** start **

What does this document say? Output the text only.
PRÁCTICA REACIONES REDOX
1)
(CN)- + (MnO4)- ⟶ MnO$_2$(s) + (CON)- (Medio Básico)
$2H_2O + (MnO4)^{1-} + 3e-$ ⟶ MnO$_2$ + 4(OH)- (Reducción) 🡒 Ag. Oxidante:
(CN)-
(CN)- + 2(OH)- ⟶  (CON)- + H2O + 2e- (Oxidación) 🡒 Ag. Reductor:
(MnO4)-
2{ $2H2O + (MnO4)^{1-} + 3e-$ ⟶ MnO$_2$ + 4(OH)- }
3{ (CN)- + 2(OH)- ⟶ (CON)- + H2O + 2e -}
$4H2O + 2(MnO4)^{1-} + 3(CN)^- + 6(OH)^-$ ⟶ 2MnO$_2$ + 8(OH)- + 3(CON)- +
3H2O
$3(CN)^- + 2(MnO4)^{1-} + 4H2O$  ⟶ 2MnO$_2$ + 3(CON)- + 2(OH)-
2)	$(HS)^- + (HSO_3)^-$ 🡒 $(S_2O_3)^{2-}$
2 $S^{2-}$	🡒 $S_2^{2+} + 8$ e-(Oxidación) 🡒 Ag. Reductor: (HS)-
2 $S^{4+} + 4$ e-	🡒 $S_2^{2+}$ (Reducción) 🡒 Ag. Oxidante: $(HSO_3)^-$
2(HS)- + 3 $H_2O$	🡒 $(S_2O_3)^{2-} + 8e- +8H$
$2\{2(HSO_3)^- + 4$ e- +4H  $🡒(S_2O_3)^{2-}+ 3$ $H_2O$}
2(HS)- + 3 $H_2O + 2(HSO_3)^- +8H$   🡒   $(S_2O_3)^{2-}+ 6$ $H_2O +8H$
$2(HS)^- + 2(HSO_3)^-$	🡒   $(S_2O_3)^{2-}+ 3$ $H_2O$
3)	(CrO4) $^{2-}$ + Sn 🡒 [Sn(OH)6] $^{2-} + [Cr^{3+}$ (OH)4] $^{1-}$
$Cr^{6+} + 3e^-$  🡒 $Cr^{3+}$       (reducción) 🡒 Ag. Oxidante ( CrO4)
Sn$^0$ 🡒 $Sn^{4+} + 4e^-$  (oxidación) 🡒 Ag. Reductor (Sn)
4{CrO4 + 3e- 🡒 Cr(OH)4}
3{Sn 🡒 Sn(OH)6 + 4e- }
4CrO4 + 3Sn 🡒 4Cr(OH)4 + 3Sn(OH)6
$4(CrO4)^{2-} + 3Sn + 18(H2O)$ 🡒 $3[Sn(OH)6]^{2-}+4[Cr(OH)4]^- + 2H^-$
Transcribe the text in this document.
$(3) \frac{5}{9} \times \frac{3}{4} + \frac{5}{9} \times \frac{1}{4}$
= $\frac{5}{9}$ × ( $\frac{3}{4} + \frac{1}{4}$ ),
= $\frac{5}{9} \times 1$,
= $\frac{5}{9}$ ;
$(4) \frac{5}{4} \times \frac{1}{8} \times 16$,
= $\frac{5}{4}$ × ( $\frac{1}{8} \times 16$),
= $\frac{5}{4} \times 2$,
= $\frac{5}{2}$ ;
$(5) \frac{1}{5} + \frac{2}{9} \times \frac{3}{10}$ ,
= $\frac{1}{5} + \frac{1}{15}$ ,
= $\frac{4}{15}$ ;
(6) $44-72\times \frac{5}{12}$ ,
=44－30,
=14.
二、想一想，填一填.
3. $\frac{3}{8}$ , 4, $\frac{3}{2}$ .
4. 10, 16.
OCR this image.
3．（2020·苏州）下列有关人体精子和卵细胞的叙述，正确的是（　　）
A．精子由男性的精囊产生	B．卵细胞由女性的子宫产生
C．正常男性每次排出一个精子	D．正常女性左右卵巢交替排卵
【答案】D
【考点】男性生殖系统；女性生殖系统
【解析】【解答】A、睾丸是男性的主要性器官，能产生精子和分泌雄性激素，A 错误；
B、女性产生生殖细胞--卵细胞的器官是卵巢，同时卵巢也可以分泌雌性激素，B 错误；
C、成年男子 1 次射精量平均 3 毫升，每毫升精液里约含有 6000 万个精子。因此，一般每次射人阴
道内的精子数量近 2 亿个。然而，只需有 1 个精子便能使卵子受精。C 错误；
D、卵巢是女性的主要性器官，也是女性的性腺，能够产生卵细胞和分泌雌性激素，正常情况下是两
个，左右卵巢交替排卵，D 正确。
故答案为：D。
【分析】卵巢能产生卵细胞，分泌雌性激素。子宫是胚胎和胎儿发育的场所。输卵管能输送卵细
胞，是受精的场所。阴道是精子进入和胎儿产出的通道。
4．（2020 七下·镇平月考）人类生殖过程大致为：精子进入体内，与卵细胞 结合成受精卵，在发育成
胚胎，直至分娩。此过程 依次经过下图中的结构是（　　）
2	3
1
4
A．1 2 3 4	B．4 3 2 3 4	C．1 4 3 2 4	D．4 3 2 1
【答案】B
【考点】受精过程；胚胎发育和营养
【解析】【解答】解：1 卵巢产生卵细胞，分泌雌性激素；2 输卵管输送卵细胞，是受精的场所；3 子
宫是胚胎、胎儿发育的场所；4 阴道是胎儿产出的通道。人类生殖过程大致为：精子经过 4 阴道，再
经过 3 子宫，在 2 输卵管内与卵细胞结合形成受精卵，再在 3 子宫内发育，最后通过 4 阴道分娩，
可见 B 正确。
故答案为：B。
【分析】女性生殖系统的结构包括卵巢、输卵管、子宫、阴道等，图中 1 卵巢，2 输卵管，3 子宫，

** end **

WRITTEN REQUEST: What is the number of lines in the data that hold the word "是受精的场所"? Reply with that number and nothing else.

RESPONSE TO THIS TASK: 2